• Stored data
-*-

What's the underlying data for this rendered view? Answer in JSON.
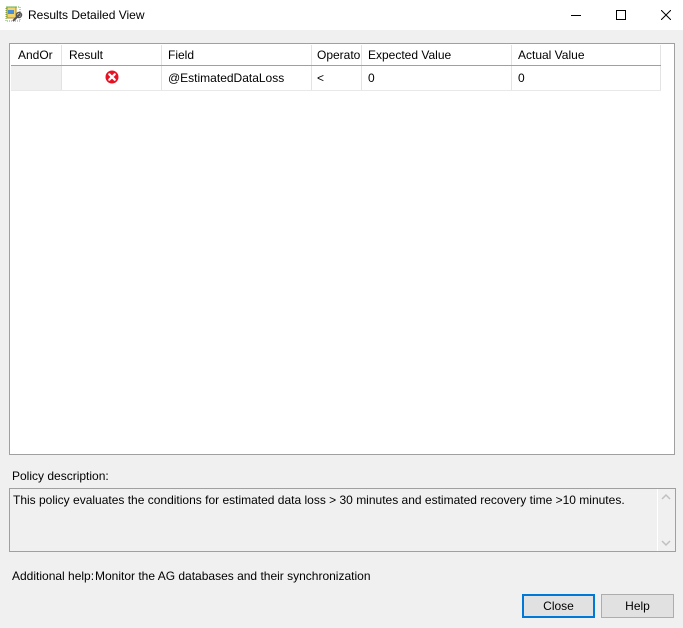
{
  "window": {
    "title": "Results Detailed View",
    "app_icon": "policy-tool-icon",
    "controls": {
      "minimize_icon": "minimize-icon",
      "maximize_icon": "maximize-icon",
      "close_icon": "close-icon"
    }
  },
  "grid": {
    "columns": [
      "AndOr",
      "Result",
      "Field",
      "Operator",
      "Expected Value",
      "Actual Value"
    ],
    "rows": [
      {
        "andor": "",
        "result_icon": "error-icon",
        "result_status": "failed",
        "field": "@EstimatedDataLoss",
        "operator": "<",
        "expected_value": "0",
        "actual_value": "0"
      }
    ]
  },
  "policy_description": {
    "label": "Policy description:",
    "text": "This policy evaluates the conditions for estimated data loss > 30 minutes and estimated recovery time >10 minutes."
  },
  "additional_help": {
    "label": "Additional help:",
    "text": "Monitor the AG databases and their synchronization"
  },
  "buttons": {
    "close_label": "Close",
    "help_label": "Help"
  },
  "colors": {
    "error_red": "#e81123",
    "focus_blue": "#0078d7"
  }
}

-*-

Repeat the full listing above exactly, with no pictures in the copy.

What's the underlying data for this rendered view? Answer in JSON.
{
  "window": {
    "title": "Results Detailed View",
    "app_icon": "policy-tool-icon",
    "controls": {
      "minimize_icon": "minimize-icon",
      "maximize_icon": "maximize-icon",
      "close_icon": "close-icon"
    }
  },
  "grid": {
    "columns": [
      "AndOr",
      "Result",
      "Field",
      "Operator",
      "Expected Value",
      "Actual Value"
    ],
    "rows": [
      {
        "andor": "",
        "result_icon": "error-icon",
        "result_status": "failed",
        "field": "@EstimatedDataLoss",
        "operator": "<",
        "expected_value": "0",
        "actual_value": "0"
      }
    ]
  },
  "policy_description": {
    "label": "Policy description:",
    "text": "This policy evaluates the conditions for estimated data loss > 30 minutes and estimated recovery time >10 minutes."
  },
  "additional_help": {
    "label": "Additional help:",
    "text": "Monitor the AG databases and their synchronization"
  },
  "buttons": {
    "close_label": "Close",
    "help_label": "Help"
  },
  "colors": {
    "error_red": "#e81123",
    "focus_blue": "#0078d7"
  }
}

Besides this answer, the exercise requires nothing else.